- Requirement
Review the material line by line. Identify and copy every line that contains the string "Read".

- Given data
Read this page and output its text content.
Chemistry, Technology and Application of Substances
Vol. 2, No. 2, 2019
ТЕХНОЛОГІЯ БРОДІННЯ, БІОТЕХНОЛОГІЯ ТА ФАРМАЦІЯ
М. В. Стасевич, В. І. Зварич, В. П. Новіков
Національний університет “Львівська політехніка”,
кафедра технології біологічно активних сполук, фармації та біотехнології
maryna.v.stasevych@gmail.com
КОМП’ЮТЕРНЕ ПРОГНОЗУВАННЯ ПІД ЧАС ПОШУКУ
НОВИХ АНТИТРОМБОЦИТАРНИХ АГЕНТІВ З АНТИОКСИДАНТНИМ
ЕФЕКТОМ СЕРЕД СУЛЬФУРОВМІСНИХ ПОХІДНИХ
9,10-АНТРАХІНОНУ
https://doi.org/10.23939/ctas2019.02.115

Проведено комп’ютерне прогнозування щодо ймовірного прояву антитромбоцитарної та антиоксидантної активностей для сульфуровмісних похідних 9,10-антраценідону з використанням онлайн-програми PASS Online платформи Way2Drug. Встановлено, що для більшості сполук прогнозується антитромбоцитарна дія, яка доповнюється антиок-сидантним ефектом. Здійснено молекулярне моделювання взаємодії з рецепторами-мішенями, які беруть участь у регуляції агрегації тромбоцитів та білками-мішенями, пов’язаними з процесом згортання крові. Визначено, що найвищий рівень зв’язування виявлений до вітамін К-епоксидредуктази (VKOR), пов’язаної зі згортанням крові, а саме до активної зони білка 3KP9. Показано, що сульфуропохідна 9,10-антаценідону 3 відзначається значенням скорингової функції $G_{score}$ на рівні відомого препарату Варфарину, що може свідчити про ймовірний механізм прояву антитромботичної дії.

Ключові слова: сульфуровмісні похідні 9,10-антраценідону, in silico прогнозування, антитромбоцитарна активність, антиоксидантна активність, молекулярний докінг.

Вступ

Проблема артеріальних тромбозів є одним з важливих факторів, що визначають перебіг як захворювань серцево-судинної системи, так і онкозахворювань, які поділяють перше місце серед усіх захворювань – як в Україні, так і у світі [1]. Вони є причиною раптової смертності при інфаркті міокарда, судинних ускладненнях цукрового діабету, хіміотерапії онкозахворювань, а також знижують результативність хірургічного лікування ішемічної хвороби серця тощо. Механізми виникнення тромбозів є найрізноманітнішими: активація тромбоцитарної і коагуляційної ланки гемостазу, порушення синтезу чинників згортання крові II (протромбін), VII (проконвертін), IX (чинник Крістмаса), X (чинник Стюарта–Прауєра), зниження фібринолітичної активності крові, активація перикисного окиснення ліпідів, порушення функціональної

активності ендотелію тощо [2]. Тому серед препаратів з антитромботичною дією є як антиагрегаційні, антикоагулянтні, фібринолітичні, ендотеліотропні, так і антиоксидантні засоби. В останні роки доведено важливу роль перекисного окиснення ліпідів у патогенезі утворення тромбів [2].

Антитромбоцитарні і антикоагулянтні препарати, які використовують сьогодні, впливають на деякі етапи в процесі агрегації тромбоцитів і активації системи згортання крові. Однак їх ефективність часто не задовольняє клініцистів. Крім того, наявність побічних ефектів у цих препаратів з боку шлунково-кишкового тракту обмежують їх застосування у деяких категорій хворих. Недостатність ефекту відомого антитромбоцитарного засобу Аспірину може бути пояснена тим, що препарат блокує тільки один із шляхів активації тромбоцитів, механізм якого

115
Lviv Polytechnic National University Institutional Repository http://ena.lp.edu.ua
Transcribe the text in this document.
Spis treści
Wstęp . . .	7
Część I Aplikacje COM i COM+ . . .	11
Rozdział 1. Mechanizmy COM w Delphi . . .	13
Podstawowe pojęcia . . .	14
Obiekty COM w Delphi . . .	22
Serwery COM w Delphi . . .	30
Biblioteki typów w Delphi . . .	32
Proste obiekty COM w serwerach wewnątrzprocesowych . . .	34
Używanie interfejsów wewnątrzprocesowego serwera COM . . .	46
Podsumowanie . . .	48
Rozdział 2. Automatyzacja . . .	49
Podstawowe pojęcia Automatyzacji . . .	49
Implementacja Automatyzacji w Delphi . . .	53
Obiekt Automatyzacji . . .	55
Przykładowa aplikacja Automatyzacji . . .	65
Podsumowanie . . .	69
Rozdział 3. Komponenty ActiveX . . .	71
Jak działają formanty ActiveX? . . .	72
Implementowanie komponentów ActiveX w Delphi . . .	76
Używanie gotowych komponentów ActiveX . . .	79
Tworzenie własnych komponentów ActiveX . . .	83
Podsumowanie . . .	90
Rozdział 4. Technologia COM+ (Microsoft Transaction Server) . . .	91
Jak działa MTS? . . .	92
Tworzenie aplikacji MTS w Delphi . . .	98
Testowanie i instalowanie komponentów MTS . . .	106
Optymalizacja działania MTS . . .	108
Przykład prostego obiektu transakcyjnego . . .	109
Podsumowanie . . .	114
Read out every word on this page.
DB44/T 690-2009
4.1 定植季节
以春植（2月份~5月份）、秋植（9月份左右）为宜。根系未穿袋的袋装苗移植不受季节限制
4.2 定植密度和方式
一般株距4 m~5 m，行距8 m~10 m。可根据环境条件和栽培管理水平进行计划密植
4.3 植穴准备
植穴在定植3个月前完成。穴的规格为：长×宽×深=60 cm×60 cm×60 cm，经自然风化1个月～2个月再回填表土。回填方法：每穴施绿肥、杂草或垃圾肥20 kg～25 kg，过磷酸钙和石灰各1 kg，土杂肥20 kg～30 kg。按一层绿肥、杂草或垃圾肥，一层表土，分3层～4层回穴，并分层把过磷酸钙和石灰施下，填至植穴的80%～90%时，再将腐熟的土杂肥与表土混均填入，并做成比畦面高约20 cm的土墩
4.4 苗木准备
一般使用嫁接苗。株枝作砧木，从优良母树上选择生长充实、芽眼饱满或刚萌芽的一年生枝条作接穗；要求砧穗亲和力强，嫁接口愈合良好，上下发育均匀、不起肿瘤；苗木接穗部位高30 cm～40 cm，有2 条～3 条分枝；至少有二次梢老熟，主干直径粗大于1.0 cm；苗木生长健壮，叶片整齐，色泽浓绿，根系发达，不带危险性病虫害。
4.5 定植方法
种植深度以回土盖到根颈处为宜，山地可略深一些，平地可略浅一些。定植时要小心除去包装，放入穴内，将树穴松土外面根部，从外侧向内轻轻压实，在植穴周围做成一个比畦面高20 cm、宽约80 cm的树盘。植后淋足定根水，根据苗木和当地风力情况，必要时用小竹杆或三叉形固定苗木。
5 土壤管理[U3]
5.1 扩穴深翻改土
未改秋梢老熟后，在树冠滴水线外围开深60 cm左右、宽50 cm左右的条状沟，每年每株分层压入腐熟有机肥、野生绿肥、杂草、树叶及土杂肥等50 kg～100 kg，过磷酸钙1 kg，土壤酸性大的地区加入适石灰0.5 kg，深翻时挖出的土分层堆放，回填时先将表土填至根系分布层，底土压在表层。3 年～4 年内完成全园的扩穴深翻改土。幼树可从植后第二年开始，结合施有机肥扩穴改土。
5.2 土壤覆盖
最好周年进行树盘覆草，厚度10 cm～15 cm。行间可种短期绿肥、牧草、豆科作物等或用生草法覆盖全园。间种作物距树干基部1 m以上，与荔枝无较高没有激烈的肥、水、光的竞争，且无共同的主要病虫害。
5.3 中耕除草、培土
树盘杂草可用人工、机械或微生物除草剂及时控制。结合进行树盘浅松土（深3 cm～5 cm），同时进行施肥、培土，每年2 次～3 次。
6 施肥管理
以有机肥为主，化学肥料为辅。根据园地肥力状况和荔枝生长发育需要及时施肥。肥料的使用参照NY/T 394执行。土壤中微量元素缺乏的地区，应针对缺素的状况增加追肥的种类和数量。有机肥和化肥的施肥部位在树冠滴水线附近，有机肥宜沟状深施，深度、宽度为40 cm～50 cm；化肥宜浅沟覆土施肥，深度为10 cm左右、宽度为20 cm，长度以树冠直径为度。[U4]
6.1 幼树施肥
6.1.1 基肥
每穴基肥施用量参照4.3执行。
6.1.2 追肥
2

- Exercise result
Read this page and output its text content.
Read out every word on this page.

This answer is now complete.